**TASK INSTRUCTIONS**
Go through the listing and return every line with "Multiply" in it.

─── LISTING

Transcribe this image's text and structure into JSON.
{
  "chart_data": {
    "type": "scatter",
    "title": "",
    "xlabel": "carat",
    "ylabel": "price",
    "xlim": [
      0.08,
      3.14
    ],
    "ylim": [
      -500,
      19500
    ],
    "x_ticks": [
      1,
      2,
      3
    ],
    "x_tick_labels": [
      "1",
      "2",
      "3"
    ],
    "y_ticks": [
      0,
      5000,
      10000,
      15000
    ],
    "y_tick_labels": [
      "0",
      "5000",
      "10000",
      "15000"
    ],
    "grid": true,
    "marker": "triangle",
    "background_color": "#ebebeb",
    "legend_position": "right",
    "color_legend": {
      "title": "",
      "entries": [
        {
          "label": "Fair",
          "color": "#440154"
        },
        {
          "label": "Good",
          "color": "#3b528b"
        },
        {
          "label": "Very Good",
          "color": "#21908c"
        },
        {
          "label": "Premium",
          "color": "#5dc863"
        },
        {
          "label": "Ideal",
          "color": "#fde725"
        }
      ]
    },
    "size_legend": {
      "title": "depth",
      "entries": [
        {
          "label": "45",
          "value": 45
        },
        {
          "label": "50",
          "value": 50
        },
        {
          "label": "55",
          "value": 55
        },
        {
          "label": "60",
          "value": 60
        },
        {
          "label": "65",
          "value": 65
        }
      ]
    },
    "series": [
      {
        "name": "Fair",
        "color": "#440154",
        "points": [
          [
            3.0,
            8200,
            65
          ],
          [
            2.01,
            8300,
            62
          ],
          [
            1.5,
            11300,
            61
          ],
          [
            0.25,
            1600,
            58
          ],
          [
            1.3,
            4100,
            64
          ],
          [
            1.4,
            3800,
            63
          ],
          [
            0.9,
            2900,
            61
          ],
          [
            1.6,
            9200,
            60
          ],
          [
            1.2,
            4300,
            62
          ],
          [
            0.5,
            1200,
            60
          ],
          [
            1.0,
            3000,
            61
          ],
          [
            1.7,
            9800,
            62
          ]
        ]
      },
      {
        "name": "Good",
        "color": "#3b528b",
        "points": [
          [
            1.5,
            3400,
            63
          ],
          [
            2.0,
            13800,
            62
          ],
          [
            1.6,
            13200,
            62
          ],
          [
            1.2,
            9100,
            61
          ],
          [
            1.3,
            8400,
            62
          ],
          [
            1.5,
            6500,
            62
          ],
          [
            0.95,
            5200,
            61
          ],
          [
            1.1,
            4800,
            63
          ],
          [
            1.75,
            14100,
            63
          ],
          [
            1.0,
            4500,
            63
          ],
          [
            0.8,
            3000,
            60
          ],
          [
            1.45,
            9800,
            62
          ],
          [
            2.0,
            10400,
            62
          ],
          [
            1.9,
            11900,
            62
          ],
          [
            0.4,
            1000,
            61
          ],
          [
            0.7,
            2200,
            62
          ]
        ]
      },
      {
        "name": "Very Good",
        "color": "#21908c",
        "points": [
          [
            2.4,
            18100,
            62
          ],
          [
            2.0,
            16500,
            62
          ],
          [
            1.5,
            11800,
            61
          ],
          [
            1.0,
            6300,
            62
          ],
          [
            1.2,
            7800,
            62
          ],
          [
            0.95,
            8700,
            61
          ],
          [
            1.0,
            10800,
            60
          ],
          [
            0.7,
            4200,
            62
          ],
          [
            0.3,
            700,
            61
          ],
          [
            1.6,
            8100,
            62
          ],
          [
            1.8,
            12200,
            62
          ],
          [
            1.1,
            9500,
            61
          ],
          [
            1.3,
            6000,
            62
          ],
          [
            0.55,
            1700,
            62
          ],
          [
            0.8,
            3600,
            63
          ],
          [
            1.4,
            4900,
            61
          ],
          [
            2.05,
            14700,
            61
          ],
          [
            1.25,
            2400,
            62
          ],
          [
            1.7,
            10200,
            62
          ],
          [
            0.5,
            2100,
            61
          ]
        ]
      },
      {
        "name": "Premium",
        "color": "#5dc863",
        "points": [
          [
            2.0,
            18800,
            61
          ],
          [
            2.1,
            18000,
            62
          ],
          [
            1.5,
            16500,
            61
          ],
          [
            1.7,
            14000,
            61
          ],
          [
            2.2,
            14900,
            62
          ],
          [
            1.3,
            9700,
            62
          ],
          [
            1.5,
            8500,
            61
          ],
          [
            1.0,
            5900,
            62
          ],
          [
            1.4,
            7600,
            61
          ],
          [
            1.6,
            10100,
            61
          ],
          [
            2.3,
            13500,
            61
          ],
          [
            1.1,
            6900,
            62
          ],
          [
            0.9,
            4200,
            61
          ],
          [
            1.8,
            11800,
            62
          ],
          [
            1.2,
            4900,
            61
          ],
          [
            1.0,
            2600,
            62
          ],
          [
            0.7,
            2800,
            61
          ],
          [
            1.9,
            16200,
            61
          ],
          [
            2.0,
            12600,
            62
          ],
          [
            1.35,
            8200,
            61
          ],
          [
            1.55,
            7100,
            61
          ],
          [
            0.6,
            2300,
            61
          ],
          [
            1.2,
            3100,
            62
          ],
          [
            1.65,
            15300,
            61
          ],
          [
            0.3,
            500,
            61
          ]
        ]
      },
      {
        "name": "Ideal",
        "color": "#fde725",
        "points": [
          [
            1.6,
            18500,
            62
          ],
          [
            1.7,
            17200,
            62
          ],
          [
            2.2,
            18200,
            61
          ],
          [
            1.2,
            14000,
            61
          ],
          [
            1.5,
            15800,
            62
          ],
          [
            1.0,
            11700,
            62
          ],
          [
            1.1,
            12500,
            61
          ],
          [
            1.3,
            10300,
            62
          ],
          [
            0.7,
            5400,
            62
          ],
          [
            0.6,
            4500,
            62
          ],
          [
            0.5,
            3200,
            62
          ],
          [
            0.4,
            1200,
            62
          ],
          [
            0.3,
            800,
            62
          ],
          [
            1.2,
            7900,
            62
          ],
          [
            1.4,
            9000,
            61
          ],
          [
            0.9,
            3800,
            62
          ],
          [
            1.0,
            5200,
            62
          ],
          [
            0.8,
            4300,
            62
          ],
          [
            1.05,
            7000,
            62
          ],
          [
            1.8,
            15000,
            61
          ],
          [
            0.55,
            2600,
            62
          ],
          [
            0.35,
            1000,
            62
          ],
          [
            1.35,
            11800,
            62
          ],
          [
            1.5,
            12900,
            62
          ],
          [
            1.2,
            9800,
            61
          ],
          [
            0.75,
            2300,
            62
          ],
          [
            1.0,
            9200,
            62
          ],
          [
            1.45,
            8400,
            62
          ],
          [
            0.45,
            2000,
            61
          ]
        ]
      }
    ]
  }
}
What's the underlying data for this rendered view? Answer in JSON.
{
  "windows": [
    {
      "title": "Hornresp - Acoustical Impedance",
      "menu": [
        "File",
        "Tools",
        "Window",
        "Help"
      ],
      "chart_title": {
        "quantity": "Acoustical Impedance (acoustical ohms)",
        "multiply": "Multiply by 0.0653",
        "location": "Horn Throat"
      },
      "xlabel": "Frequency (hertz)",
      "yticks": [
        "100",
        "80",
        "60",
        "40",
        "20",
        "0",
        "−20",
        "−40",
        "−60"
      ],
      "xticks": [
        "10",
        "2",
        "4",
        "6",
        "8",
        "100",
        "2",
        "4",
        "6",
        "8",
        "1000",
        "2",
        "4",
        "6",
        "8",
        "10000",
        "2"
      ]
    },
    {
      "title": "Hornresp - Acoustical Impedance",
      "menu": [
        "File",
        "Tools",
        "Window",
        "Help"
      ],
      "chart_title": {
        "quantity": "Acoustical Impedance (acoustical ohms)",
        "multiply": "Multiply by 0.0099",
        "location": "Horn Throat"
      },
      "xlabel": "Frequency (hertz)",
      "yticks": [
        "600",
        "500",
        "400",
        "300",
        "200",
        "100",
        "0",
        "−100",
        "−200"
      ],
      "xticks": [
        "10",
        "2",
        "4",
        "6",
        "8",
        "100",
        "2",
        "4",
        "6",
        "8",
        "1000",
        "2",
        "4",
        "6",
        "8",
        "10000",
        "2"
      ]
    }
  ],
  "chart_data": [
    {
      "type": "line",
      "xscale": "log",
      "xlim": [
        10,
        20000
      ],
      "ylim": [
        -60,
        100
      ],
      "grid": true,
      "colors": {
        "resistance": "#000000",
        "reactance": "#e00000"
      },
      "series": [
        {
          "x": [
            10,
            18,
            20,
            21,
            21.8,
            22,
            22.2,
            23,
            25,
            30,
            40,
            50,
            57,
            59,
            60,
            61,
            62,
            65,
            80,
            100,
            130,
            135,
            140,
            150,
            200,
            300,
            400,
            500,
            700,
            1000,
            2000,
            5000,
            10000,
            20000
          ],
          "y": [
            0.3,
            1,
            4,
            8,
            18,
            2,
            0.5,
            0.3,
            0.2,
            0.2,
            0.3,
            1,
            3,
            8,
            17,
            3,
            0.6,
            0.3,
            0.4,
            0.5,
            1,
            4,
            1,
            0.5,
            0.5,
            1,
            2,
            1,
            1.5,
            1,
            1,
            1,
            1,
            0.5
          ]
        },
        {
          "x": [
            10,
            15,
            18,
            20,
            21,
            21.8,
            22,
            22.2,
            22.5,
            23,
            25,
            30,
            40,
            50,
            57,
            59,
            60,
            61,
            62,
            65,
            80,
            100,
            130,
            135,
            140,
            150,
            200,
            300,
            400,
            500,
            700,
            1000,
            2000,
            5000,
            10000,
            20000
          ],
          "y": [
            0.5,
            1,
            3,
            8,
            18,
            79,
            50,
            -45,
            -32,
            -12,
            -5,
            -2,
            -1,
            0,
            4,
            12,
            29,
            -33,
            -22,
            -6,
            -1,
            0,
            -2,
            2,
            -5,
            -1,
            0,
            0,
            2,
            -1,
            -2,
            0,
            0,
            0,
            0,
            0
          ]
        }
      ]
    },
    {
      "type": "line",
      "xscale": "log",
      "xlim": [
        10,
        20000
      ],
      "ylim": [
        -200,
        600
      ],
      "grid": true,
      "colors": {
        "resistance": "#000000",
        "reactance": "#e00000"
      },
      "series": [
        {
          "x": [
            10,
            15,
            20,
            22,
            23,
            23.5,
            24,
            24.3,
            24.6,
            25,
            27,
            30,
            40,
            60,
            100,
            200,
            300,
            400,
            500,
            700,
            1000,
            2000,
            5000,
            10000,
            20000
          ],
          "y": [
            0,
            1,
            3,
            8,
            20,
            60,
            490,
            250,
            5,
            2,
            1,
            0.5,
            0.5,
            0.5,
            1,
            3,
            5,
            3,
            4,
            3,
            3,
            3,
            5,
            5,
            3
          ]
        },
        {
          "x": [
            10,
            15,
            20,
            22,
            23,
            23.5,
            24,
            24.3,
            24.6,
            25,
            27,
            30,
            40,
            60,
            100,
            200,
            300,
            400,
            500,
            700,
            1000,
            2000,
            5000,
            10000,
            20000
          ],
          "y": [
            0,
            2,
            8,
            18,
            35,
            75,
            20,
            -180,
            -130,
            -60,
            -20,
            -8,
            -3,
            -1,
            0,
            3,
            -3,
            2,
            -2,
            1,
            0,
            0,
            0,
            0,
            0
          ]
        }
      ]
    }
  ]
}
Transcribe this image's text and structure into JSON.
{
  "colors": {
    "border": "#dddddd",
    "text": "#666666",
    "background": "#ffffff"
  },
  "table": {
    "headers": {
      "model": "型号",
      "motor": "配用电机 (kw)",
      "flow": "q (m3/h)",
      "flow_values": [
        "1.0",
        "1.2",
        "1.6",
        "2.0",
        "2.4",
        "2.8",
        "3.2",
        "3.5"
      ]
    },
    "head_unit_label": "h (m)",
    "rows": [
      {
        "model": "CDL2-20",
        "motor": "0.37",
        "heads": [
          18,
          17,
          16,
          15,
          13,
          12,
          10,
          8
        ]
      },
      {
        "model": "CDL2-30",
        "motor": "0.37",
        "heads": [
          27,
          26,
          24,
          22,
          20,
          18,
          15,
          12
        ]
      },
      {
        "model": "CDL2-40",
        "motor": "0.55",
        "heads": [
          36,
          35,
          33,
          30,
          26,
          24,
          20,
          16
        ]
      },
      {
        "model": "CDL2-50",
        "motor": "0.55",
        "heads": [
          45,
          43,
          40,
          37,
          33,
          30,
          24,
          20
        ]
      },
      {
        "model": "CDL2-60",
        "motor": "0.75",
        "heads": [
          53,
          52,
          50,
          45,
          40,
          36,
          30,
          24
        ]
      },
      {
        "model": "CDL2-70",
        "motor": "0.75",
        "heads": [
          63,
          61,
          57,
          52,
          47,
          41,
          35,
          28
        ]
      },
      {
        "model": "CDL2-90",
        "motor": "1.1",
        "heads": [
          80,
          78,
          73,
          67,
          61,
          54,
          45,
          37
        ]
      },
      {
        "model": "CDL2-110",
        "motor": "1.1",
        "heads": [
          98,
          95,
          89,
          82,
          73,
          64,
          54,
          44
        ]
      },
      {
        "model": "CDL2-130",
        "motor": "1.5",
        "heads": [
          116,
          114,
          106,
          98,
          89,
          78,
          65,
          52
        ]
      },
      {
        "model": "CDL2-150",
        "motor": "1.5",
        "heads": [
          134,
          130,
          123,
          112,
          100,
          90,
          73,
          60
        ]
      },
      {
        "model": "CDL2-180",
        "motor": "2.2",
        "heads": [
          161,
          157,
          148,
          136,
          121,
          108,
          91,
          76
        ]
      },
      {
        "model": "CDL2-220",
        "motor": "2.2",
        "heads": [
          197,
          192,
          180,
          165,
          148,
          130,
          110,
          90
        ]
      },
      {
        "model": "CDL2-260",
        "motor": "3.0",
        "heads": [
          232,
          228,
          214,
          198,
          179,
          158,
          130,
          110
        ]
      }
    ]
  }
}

──────

**SOLUTION FOR THIS TASK**
        "multiply": "Multiply by 0.0653",
        "multiply": "Multiply by 0.0099",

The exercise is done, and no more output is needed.